» Job: Look through the material below. Copy every line with the string "image" in it.

>>>

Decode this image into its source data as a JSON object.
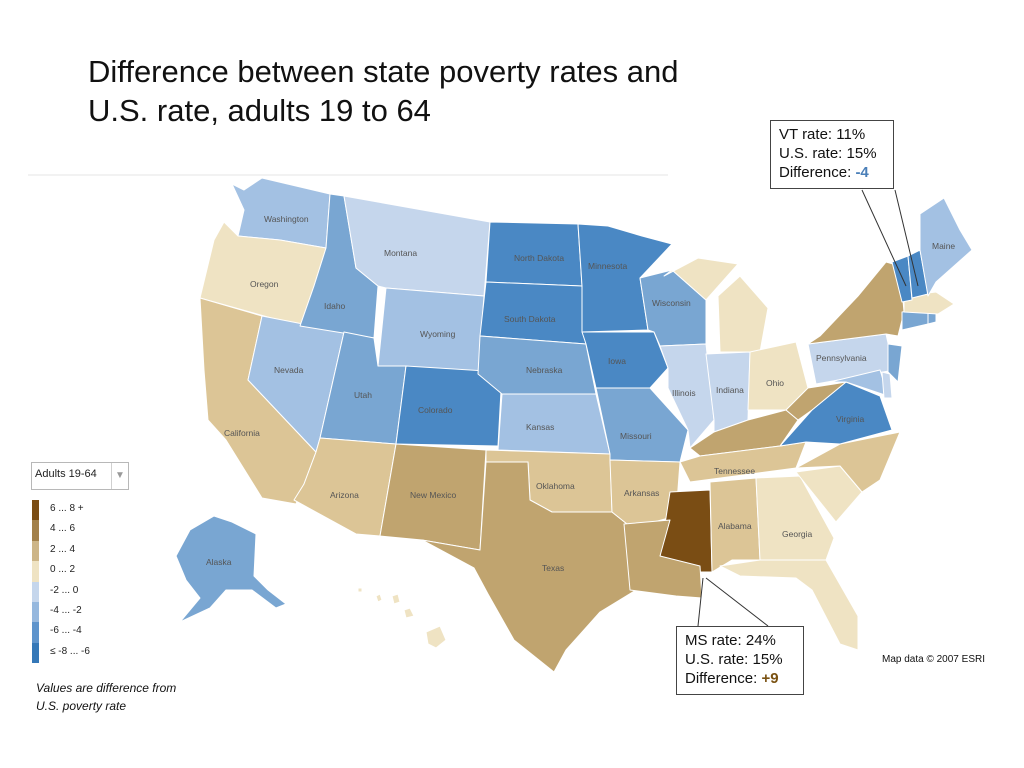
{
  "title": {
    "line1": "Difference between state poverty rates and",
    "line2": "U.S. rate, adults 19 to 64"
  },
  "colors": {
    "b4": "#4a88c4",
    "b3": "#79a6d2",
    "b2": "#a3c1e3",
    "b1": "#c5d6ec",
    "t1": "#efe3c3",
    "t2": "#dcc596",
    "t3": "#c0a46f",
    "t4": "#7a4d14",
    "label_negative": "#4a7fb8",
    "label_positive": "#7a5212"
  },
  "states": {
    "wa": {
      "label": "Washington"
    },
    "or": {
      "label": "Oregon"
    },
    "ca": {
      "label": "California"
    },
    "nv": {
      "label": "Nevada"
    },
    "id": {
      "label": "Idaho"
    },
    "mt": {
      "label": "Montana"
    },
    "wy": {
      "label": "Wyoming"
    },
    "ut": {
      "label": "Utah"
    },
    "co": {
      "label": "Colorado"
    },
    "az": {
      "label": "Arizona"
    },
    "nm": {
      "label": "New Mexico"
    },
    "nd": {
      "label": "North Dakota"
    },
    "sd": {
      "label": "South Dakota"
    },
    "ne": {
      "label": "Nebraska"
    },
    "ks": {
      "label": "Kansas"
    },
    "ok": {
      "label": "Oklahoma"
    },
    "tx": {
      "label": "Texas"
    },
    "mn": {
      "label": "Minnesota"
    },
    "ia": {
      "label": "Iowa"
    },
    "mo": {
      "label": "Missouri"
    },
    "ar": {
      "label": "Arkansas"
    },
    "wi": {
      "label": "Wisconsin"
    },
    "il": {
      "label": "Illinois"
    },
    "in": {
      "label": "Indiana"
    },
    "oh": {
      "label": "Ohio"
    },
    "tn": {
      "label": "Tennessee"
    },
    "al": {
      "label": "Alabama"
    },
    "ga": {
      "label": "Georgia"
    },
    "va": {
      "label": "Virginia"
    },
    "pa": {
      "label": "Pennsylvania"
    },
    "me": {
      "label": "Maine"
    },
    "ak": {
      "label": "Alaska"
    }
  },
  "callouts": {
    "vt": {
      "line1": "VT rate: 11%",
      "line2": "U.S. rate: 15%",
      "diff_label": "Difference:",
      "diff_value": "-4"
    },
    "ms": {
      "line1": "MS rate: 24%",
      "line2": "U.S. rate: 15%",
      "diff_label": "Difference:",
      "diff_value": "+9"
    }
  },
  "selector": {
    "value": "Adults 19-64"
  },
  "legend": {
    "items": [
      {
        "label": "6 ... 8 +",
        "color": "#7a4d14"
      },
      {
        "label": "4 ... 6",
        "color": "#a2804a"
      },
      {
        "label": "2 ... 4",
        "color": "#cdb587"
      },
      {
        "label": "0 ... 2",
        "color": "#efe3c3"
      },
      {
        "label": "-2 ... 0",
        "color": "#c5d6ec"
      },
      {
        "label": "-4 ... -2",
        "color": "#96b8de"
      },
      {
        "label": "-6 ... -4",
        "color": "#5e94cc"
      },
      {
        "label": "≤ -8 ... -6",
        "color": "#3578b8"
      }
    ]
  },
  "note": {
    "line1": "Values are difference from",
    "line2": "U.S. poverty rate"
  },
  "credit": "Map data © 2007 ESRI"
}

<<<
>>>

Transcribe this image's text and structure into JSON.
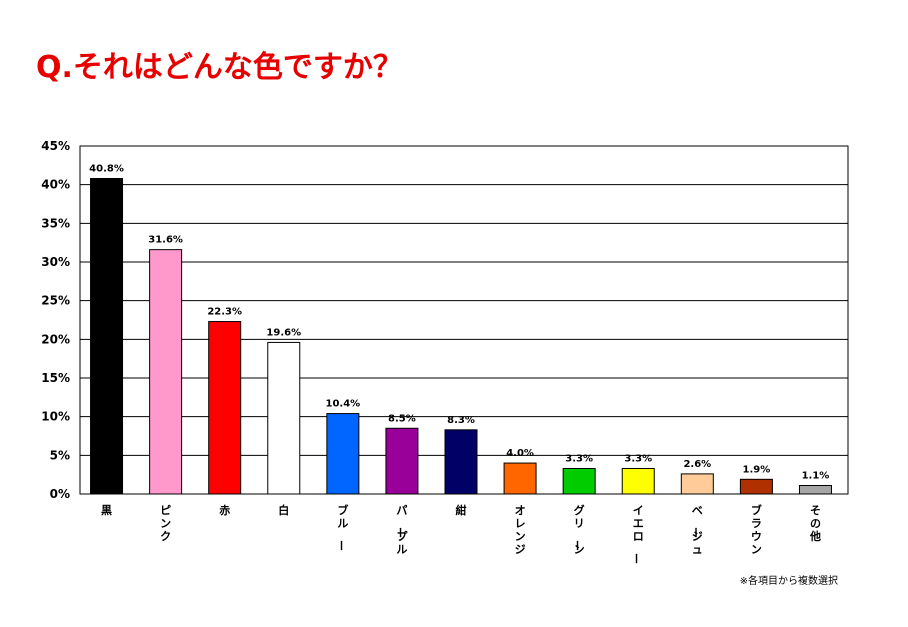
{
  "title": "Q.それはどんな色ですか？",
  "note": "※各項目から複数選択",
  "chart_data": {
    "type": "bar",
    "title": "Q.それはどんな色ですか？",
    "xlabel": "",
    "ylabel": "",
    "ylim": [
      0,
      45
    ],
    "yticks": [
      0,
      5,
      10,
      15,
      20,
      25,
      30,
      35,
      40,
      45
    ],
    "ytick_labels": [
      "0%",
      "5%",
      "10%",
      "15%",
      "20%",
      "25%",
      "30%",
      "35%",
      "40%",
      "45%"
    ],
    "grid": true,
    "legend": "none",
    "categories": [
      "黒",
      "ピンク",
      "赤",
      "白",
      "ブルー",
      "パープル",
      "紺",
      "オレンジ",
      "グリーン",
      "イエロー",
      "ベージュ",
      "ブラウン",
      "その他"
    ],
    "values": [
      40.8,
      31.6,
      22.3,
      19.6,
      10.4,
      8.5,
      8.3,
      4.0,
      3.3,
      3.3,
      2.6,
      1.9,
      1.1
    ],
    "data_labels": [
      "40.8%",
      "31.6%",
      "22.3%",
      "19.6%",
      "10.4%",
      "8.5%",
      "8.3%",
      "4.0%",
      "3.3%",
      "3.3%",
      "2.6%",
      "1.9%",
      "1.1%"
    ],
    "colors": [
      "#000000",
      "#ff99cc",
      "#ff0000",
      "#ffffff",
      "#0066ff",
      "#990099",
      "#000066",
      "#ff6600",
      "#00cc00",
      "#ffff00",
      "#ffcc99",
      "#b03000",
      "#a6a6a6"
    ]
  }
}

<<<

» Final answer:
Decode this image into its source data as a JSON object.
Transcribe this image's text and structure into JSON.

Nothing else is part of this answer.